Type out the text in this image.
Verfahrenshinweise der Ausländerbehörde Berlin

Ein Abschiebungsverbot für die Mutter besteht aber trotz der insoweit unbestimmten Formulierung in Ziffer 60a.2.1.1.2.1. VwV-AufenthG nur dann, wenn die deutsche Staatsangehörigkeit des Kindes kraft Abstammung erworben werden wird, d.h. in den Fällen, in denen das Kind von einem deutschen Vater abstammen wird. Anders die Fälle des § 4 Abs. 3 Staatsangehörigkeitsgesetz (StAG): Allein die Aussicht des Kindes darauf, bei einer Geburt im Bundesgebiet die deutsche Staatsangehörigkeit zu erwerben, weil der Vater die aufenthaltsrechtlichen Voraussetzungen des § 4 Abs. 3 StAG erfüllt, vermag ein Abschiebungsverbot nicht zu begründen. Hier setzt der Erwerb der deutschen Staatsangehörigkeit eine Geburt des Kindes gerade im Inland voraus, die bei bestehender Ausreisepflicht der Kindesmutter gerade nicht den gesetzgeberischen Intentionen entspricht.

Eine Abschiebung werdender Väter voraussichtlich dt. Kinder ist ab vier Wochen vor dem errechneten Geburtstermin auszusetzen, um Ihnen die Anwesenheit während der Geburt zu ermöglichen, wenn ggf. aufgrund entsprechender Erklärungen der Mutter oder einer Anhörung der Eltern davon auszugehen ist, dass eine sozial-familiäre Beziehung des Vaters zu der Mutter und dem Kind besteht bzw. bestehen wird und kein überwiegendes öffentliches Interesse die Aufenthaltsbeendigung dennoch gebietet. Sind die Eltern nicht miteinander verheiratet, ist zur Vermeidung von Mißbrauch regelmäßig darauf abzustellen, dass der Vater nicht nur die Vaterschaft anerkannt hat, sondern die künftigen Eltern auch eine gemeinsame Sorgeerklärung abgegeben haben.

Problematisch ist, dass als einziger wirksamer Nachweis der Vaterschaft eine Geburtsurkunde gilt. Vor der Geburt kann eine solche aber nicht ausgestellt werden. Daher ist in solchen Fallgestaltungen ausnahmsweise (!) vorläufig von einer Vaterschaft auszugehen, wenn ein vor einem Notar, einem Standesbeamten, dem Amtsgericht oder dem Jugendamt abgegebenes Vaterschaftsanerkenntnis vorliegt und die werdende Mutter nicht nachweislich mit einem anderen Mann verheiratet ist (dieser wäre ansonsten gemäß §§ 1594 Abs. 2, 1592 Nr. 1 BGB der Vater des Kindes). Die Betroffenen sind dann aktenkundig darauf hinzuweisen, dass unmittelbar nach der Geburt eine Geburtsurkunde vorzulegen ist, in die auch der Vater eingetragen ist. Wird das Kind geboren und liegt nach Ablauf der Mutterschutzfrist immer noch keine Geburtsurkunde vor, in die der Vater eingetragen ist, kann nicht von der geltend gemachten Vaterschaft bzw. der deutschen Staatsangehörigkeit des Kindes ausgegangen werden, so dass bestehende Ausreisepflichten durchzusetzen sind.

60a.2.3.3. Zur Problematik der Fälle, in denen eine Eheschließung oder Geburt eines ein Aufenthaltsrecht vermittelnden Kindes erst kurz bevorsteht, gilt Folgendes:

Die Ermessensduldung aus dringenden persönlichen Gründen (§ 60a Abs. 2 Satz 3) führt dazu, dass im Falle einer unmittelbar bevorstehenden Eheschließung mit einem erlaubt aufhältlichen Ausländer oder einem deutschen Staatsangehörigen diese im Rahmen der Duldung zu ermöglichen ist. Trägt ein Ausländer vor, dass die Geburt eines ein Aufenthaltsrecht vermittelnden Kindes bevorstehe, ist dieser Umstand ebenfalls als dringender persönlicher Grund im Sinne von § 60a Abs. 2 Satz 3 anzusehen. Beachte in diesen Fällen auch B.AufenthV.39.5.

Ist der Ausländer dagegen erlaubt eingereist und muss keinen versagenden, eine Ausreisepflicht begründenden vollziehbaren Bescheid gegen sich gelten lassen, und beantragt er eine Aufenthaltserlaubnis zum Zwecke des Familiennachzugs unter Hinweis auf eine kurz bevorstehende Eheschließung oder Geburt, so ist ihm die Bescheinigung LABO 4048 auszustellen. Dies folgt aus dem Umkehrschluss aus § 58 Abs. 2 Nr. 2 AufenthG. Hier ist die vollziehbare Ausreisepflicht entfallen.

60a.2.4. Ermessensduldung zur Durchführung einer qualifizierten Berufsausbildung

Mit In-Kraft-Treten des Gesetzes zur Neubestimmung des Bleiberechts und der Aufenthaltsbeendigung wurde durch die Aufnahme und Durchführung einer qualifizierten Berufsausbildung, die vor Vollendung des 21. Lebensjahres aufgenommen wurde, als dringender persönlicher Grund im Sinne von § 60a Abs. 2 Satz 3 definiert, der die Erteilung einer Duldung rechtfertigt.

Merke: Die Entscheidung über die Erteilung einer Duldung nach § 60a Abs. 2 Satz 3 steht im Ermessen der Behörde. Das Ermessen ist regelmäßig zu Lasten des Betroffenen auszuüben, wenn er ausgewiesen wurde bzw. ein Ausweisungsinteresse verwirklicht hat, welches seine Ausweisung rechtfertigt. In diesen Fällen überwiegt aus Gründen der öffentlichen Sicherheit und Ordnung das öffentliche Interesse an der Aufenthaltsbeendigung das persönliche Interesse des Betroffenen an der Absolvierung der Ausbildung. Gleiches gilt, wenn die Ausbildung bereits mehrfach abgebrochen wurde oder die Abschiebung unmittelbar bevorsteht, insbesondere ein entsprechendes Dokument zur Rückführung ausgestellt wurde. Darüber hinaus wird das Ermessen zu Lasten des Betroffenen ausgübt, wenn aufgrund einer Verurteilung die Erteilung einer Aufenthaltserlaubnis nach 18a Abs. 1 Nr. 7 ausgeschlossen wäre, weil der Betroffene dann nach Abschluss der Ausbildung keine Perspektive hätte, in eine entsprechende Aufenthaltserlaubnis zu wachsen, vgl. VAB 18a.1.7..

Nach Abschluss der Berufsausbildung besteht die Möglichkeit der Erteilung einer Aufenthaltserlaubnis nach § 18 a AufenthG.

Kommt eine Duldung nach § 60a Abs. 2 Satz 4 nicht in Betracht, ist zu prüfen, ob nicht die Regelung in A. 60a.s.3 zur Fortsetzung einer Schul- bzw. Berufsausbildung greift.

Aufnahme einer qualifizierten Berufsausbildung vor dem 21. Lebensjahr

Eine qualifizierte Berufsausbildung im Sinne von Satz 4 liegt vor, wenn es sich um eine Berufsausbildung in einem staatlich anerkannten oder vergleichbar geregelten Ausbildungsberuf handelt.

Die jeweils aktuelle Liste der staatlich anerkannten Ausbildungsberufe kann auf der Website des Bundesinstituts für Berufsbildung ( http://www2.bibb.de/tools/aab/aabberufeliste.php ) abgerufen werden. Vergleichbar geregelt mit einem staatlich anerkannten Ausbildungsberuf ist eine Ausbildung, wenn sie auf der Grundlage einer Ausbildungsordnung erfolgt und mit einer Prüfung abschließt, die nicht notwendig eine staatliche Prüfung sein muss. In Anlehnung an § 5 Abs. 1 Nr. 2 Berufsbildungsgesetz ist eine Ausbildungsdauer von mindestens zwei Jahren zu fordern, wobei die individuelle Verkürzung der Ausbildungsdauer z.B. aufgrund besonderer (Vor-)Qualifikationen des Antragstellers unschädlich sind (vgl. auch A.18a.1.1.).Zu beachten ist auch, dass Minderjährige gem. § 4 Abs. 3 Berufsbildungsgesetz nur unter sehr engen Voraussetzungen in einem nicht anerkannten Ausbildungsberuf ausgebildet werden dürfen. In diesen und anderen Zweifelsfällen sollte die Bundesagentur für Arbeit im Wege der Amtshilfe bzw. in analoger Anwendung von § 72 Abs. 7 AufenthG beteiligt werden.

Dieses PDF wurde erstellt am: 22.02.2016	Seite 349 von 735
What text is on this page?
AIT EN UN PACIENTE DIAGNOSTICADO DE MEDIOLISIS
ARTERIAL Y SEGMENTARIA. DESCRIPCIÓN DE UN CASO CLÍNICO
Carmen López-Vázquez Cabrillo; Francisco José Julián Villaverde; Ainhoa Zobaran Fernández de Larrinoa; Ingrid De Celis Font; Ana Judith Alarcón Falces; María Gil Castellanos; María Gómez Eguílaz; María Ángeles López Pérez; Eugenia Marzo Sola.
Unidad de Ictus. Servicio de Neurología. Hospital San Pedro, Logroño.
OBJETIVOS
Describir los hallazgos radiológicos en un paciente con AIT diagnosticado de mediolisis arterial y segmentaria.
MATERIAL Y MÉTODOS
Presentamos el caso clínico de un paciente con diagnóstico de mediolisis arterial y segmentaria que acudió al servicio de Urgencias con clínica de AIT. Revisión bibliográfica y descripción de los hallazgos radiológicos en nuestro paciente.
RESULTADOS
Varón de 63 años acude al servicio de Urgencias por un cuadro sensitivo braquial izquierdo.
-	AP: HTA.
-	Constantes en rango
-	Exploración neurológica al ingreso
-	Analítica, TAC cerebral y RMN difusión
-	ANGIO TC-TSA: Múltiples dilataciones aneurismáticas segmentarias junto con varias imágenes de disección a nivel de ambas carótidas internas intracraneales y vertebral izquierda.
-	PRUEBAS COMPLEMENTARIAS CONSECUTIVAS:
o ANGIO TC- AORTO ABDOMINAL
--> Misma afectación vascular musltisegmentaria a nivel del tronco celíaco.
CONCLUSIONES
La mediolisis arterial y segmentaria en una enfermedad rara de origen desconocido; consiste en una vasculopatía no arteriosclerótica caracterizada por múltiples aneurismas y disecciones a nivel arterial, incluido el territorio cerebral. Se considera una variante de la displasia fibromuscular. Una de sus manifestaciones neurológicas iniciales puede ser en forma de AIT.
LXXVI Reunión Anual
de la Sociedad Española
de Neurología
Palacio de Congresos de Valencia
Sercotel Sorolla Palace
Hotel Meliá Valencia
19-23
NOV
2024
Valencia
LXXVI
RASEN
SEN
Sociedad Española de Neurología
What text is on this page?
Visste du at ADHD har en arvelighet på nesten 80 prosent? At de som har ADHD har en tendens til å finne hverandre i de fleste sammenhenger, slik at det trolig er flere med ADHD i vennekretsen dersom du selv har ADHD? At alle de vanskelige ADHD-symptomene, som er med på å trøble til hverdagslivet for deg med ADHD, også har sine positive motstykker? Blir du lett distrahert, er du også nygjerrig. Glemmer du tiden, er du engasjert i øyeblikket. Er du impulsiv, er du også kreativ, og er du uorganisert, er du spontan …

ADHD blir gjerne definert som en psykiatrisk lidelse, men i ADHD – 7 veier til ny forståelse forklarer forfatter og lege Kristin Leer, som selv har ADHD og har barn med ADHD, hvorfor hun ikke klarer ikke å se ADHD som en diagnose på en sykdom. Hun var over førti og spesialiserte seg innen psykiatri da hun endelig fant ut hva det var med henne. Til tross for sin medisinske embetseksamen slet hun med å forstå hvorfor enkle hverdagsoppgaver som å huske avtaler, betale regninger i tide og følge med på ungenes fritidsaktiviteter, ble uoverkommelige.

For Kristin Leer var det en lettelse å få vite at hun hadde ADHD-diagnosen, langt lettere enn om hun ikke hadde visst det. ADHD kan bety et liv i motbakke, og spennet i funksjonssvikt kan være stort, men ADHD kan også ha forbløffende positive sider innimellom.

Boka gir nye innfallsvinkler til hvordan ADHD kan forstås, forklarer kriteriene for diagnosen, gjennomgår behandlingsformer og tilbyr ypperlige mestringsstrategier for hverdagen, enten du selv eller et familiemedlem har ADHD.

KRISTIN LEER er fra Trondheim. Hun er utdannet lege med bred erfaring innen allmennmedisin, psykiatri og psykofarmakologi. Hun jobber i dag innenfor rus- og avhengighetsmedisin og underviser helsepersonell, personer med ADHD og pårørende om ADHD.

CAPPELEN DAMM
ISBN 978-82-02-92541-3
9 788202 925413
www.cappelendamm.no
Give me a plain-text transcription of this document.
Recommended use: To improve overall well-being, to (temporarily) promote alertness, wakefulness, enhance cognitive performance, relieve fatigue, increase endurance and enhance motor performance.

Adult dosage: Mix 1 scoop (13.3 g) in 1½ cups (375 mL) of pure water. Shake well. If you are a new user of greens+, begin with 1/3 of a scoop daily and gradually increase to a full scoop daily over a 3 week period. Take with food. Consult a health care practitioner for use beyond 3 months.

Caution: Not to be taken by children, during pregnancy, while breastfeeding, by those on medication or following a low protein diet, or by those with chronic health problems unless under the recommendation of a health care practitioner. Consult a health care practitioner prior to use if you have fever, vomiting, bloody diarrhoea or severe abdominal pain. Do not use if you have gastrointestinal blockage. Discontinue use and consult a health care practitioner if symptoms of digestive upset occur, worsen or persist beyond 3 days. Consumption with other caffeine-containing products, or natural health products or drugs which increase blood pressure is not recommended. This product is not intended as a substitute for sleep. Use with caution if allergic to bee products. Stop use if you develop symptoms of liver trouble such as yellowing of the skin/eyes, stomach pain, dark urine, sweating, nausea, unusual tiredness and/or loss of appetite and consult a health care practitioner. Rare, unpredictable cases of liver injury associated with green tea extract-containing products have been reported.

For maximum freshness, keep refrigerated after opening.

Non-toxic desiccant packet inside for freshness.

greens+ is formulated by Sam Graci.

## EXERCISE DIRECTIONS
Your answer should consist of the lines of the listing that contain "regelmäßig", copied as they stand.

## FINISHED EXERCISE
Eine Abschiebung werdender Väter voraussichtlich dt. Kinder ist ab vier Wochen vor dem errechneten Geburtstermin auszusetzen, um Ihnen die Anwesenheit während der Geburt zu ermöglichen, wenn ggf. aufgrund entsprechender Erklärungen der Mutter oder einer Anhörung der Eltern davon auszugehen ist, dass eine sozial-familiäre Beziehung des Vaters zu der Mutter und dem Kind besteht bzw. bestehen wird und kein überwiegendes öffentliches Interesse die Aufenthaltsbeendigung dennoch gebietet. Sind die Eltern nicht miteinander verheiratet, ist zur Vermeidung von Mißbrauch regelmäßig darauf abzustellen, dass der Vater nicht nur die Vaterschaft anerkannt hat, sondern die künftigen Eltern auch eine gemeinsame Sorgeerklärung abgegeben haben.
Merke: Die Entscheidung über die Erteilung einer Duldung nach § 60a Abs. 2 Satz 3 steht im Ermessen der Behörde. Das Ermessen ist regelmäßig zu Lasten des Betroffenen auszuüben, wenn er ausgewiesen wurde bzw. ein Ausweisungsinteresse verwirklicht hat, welches seine Ausweisung rechtfertigt. In diesen Fällen überwiegt aus Gründen der öffentlichen Sicherheit und Ordnung das öffentliche Interesse an der Aufenthaltsbeendigung das persönliche Interesse des Betroffenen an der Absolvierung der Ausbildung. Gleiches gilt, wenn die Ausbildung bereits mehrfach abgebrochen wurde oder die Abschiebung unmittelbar bevorsteht, insbesondere ein entsprechendes Dokument zur Rückführung ausgestellt wurde. Darüber hinaus wird das Ermessen zu Lasten des Betroffenen ausgübt, wenn aufgrund einer Verurteilung die Erteilung einer Aufenthaltserlaubnis nach 18a Abs. 1 Nr. 7 ausgeschlossen wäre, weil der Betroffene dann nach Abschluss der Ausbildung keine Perspektive hätte, in eine entsprechende Aufenthaltserlaubnis zu wachsen, vgl. VAB 18a.1.7..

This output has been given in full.